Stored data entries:
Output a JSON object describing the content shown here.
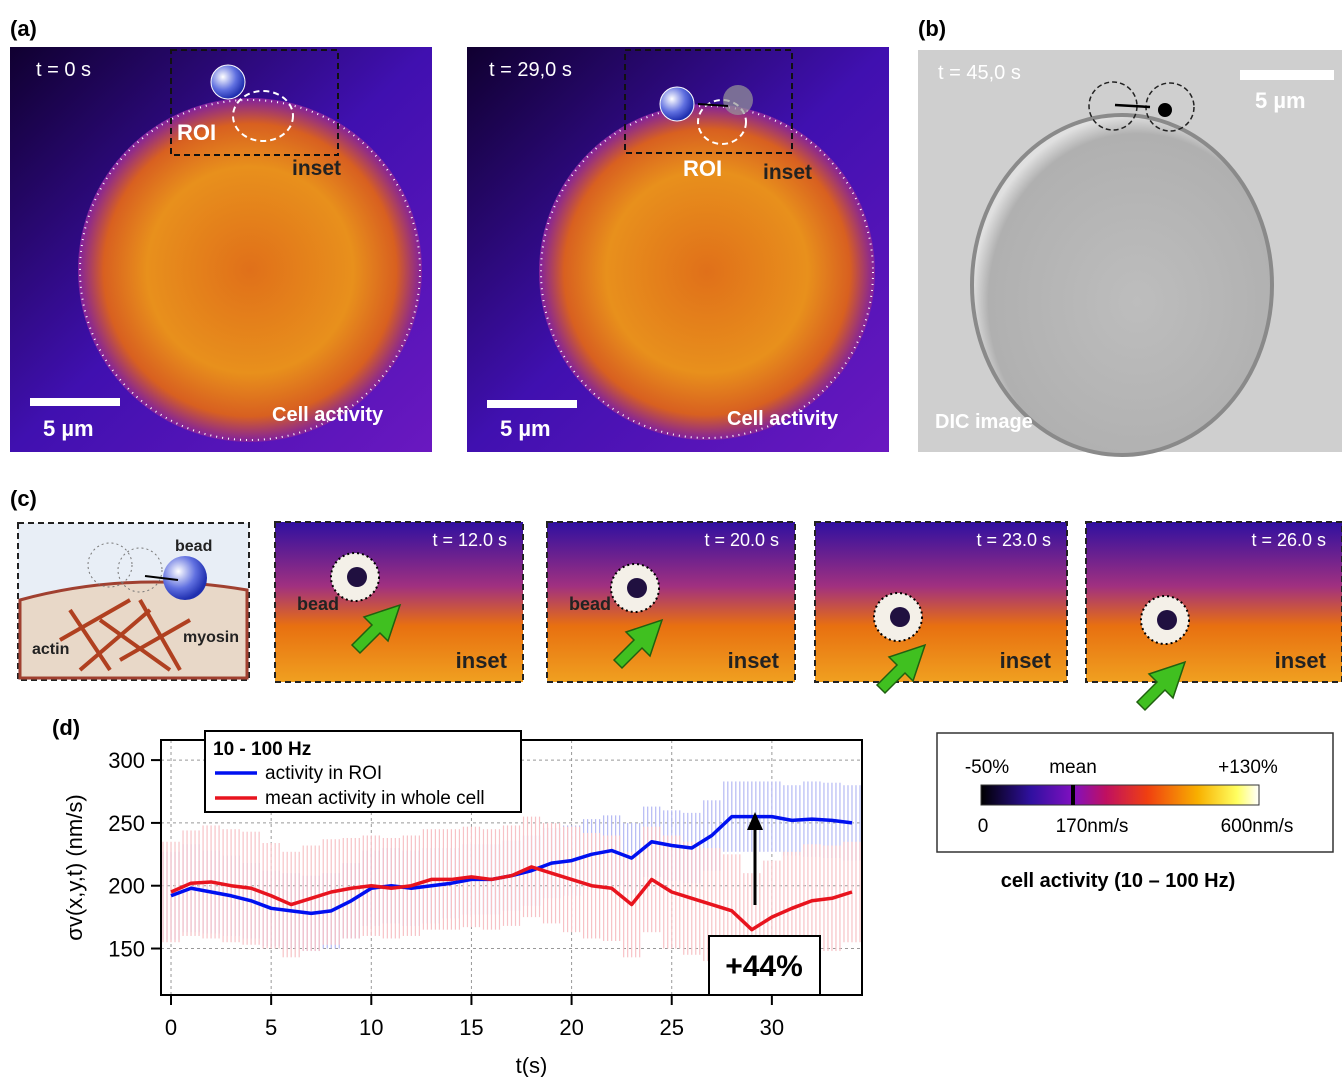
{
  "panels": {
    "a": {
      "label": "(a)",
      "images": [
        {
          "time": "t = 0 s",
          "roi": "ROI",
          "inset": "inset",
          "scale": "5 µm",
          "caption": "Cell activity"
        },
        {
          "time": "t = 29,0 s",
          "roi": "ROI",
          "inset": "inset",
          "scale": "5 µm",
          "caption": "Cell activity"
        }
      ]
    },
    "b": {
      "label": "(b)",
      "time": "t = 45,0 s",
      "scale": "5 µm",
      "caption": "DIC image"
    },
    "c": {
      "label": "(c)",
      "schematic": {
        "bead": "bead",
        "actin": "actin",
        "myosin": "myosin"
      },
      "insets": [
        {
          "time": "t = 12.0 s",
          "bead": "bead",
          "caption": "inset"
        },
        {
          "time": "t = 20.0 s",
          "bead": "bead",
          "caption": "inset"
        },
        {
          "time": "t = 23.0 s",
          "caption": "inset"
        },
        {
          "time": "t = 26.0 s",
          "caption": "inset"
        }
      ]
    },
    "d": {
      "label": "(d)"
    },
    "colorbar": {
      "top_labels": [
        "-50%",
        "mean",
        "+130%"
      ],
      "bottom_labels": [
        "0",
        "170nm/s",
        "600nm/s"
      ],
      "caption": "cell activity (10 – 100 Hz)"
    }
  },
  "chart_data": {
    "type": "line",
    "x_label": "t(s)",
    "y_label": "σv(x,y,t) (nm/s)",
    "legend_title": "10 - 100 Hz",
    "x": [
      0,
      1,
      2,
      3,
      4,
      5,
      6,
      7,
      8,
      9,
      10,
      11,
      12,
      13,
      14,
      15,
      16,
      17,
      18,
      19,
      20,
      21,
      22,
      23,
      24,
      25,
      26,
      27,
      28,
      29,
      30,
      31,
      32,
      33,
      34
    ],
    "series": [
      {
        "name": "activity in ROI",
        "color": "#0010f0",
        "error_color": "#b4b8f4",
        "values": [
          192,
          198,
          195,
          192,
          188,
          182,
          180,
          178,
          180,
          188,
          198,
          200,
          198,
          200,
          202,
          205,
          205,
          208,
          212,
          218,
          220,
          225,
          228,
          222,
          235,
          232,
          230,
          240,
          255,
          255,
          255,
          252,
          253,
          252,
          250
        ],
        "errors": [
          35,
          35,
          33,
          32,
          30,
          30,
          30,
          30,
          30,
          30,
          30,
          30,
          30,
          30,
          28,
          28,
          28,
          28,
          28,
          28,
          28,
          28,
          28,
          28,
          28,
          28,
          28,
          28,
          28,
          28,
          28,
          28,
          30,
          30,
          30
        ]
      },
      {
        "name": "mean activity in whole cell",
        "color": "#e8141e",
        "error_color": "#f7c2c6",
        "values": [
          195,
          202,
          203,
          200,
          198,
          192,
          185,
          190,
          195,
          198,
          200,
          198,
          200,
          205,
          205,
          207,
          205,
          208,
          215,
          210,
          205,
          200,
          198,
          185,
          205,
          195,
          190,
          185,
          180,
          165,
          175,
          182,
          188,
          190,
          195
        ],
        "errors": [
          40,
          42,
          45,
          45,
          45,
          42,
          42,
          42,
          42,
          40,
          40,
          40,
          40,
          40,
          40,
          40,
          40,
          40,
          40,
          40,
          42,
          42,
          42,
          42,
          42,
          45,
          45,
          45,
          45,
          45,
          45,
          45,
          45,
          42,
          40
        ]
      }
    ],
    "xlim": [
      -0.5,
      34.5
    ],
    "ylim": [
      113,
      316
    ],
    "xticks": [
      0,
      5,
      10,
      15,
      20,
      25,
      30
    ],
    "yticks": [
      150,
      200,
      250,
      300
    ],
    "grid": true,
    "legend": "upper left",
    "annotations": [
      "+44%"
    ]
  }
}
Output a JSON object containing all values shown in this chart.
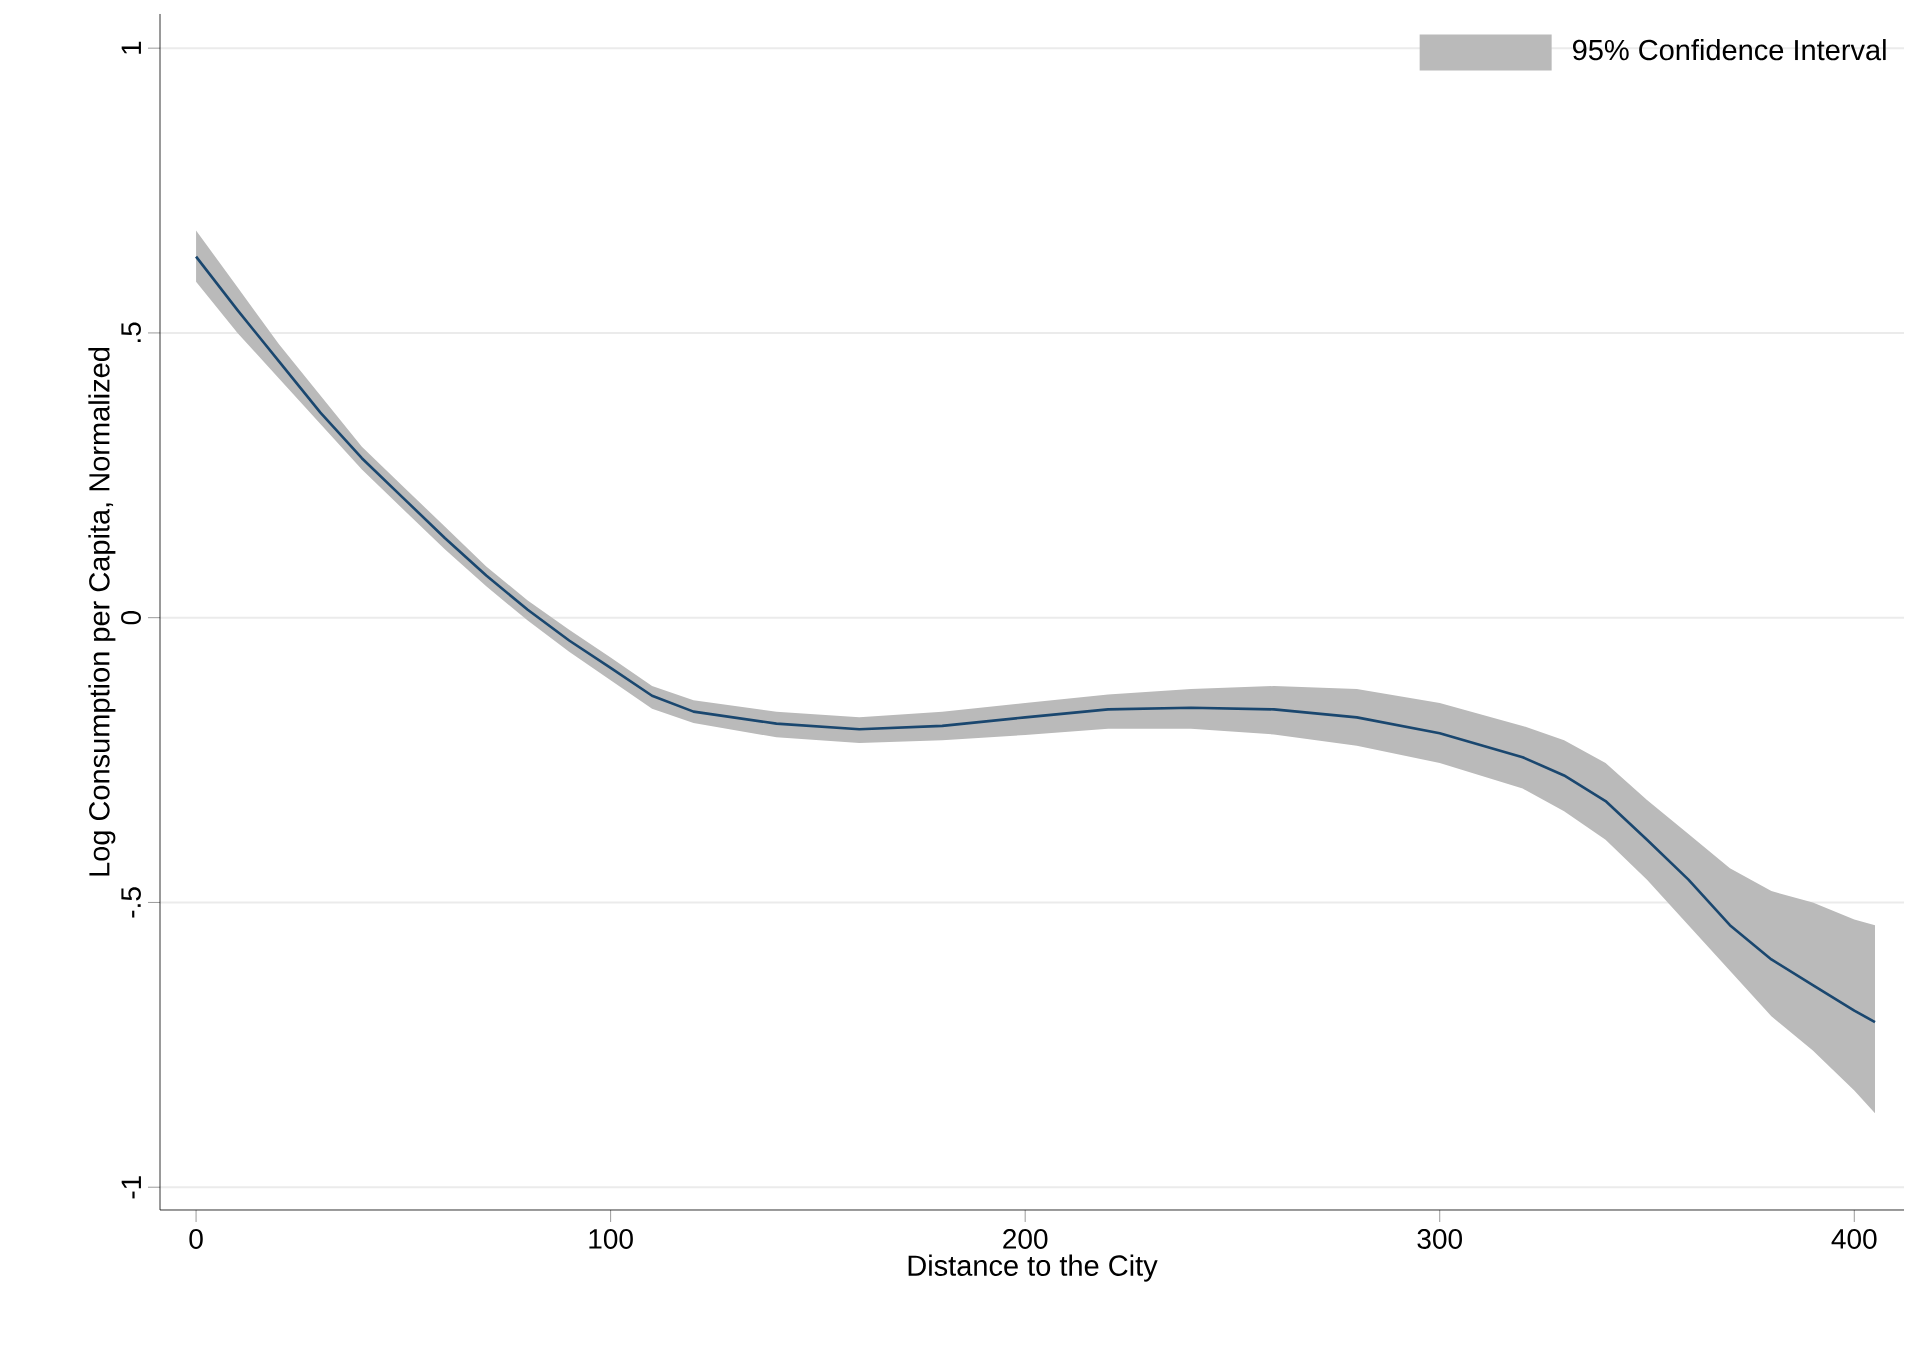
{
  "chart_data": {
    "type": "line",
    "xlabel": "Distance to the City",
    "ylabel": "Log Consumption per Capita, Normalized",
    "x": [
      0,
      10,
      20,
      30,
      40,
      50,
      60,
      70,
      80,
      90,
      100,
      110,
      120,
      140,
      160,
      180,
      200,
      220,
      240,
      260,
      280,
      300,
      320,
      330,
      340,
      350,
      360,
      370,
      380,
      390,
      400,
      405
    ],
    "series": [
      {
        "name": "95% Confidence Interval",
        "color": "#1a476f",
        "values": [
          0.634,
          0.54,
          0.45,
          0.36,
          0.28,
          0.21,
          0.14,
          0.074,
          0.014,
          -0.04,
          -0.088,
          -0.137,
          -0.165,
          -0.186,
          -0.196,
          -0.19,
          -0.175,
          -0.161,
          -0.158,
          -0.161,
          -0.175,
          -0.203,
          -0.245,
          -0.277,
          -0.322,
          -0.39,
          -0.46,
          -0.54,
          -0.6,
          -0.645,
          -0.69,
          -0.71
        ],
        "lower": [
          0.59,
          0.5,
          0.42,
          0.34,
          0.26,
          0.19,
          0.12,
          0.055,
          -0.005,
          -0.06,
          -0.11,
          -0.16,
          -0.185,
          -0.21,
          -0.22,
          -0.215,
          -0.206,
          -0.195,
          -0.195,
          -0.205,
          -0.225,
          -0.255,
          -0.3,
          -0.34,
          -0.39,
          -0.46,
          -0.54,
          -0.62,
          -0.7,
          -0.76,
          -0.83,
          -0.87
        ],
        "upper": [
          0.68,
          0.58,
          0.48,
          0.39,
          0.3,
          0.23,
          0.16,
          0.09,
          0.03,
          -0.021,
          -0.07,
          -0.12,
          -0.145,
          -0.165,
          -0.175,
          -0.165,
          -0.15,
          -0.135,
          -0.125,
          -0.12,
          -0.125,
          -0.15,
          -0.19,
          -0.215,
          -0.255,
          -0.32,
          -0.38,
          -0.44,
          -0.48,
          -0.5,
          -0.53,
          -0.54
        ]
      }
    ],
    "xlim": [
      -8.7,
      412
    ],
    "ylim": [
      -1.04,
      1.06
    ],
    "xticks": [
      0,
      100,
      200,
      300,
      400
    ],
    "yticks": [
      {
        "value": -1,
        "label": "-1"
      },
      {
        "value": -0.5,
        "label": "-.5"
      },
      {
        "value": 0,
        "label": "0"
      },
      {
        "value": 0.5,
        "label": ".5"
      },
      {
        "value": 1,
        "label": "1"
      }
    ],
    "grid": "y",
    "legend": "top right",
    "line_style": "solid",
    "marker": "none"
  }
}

- [What the task requires] Find the lines above that contain the word "object" and collect them.

- [Exercise response]
Output a JSON object describing the content shown here.
Output a JSON object containing all values shown in this chart.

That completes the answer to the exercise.